[PROBLEM DETAILS] Below are records; work out how many of their lines hold the string "into" and give that number alone.

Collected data
☆ ☆ ☆ ☆ ☆ ☆ ☆
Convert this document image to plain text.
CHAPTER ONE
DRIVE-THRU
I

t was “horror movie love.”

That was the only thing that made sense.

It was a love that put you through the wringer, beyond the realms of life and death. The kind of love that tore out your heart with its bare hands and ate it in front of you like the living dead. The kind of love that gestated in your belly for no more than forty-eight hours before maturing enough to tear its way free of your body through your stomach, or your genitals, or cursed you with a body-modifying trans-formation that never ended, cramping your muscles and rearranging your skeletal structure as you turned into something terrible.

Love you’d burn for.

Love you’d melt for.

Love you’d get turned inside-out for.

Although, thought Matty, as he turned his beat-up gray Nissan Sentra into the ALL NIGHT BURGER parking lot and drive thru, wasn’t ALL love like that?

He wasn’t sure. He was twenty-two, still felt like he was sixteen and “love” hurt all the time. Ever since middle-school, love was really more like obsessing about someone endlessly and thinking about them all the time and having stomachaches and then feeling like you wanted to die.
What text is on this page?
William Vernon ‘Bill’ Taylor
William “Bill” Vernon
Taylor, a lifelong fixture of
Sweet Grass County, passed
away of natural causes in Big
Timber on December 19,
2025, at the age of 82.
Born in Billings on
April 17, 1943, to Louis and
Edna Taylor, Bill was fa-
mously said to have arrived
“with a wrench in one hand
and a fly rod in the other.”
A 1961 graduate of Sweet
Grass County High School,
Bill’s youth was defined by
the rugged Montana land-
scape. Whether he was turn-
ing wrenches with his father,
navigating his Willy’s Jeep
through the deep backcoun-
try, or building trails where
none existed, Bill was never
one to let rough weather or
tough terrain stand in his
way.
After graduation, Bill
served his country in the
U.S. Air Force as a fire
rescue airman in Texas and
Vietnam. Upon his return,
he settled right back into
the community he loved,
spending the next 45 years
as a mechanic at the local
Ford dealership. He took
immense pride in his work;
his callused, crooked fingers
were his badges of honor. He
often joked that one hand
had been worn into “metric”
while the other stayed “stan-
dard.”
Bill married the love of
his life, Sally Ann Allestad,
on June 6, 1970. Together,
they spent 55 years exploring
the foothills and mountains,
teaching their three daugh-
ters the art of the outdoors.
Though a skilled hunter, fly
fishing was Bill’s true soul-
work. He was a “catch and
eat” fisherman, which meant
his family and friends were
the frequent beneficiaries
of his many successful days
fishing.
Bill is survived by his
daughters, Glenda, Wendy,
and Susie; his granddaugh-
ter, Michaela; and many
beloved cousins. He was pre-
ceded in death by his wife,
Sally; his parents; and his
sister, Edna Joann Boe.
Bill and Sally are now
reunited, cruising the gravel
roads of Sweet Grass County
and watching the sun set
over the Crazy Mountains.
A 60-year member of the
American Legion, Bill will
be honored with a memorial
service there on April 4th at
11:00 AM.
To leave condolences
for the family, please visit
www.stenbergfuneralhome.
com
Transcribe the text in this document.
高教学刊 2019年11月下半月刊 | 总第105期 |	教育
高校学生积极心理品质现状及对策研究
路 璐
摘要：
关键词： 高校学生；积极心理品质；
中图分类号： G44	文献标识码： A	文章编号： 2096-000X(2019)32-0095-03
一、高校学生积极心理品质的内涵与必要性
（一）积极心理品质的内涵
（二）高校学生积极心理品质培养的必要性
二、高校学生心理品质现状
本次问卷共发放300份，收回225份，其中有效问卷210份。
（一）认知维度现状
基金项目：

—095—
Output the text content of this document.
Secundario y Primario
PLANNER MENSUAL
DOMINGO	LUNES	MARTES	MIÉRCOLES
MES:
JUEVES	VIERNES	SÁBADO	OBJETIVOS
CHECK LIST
☆ ☆ ☆ ☆ ☆ ☆ ☆
[ANSWER IN FULL] 4